• DATA SUPPLIED:
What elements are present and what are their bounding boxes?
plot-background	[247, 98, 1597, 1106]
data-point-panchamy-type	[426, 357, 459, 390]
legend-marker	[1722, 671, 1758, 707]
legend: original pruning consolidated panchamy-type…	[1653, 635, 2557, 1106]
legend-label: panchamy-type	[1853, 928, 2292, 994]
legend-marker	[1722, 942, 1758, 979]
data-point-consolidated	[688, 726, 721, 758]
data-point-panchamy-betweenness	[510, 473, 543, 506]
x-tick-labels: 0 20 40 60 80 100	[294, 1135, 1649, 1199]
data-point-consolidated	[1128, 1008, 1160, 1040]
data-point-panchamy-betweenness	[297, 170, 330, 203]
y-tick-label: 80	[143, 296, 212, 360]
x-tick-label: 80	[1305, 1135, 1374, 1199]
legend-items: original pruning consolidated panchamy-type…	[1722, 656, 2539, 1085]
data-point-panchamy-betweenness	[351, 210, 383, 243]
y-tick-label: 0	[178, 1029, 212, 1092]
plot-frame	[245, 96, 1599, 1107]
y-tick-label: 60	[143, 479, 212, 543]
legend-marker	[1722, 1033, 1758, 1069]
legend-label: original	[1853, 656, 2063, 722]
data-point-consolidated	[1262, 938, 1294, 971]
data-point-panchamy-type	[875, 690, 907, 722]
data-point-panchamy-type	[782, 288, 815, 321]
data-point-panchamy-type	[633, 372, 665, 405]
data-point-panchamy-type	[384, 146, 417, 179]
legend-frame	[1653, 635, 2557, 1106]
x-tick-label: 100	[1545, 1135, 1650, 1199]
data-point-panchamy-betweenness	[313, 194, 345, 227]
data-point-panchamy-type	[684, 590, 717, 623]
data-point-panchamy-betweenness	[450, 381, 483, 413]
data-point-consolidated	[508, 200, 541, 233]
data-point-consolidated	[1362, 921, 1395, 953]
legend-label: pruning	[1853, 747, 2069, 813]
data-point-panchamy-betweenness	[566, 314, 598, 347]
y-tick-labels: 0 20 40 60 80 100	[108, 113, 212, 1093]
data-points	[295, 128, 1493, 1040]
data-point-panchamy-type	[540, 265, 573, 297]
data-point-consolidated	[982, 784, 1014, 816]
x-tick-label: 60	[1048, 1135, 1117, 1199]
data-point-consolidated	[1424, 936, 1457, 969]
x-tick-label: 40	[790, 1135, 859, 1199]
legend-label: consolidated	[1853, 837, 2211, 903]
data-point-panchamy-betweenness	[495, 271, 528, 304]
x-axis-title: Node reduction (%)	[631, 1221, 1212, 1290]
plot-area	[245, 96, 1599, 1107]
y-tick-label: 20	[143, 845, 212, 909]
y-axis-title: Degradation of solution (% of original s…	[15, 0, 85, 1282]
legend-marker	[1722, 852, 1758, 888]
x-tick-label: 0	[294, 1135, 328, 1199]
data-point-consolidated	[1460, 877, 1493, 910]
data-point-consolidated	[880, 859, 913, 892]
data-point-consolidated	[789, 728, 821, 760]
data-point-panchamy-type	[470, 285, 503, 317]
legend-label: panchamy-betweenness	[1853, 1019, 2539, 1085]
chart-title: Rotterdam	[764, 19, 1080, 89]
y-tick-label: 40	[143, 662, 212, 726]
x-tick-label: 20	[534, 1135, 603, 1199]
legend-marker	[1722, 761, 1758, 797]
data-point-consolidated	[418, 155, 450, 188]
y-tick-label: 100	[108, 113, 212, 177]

• BRIEF: Quote every line of the data above word for word, changing nothing.

• EXERCISE RESULT:
What elements are present and what are their bounding boxes?
plot-background	[247, 98, 1597, 1106]
data-point-panchamy-type	[426, 357, 459, 390]
legend-marker	[1722, 671, 1758, 707]
legend: original pruning consolidated panchamy-type…	[1653, 635, 2557, 1106]
legend-label: panchamy-type	[1853, 928, 2292, 994]
legend-marker	[1722, 942, 1758, 979]
data-point-consolidated	[688, 726, 721, 758]
data-point-panchamy-betweenness	[510, 473, 543, 506]
x-tick-labels: 0 20 40 60 80 100	[294, 1135, 1649, 1199]
data-point-consolidated	[1128, 1008, 1160, 1040]
data-point-panchamy-betweenness	[297, 170, 330, 203]
y-tick-label: 80	[143, 296, 212, 360]
x-tick-label: 80	[1305, 1135, 1374, 1199]
legend-items: original pruning consolidated panchamy-type…	[1722, 656, 2539, 1085]
data-point-panchamy-betweenness	[351, 210, 383, 243]
y-tick-label: 0	[178, 1029, 212, 1092]
plot-frame	[245, 96, 1599, 1107]
y-tick-label: 60	[143, 479, 212, 543]
legend-marker	[1722, 1033, 1758, 1069]
legend-label: original	[1853, 656, 2063, 722]
data-point-consolidated	[1262, 938, 1294, 971]
data-point-panchamy-type	[875, 690, 907, 722]
data-point-panchamy-type	[782, 288, 815, 321]
data-point-panchamy-type	[633, 372, 665, 405]
data-point-panchamy-type	[384, 146, 417, 179]
legend-frame	[1653, 635, 2557, 1106]
x-tick-label: 100	[1545, 1135, 1650, 1199]
data-point-panchamy-betweenness	[313, 194, 345, 227]
data-point-panchamy-type	[684, 590, 717, 623]
data-point-panchamy-betweenness	[450, 381, 483, 413]
data-point-consolidated	[508, 200, 541, 233]
data-point-consolidated	[1362, 921, 1395, 953]
legend-label: pruning	[1853, 747, 2069, 813]
data-point-panchamy-betweenness	[566, 314, 598, 347]
y-tick-labels: 0 20 40 60 80 100	[108, 113, 212, 1093]
data-points	[295, 128, 1493, 1040]
data-point-panchamy-type	[540, 265, 573, 297]
data-point-consolidated	[982, 784, 1014, 816]
x-tick-label: 60	[1048, 1135, 1117, 1199]
data-point-consolidated	[1424, 936, 1457, 969]
x-tick-label: 40	[790, 1135, 859, 1199]
legend-label: consolidated	[1853, 837, 2211, 903]
data-point-panchamy-betweenness	[495, 271, 528, 304]
x-axis-title: Node reduction (%)	[631, 1221, 1212, 1290]
plot-area	[245, 96, 1599, 1107]
y-tick-label: 20	[143, 845, 212, 909]
y-axis-title: Degradation of solution (% of original s…	[15, 0, 85, 1282]
legend-marker	[1722, 852, 1758, 888]
x-tick-label: 0	[294, 1135, 328, 1199]
data-point-consolidated	[1460, 877, 1493, 910]
data-point-consolidated	[880, 859, 913, 892]
data-point-consolidated	[789, 728, 821, 760]
data-point-panchamy-type	[470, 285, 503, 317]
legend-label: panchamy-betweenness	[1853, 1019, 2539, 1085]
chart-title: Rotterdam	[764, 19, 1080, 89]
y-tick-label: 40	[143, 662, 212, 726]
x-tick-label: 20	[534, 1135, 603, 1199]
legend-marker	[1722, 761, 1758, 797]
data-point-consolidated	[418, 155, 450, 188]
y-tick-label: 100	[108, 113, 212, 177]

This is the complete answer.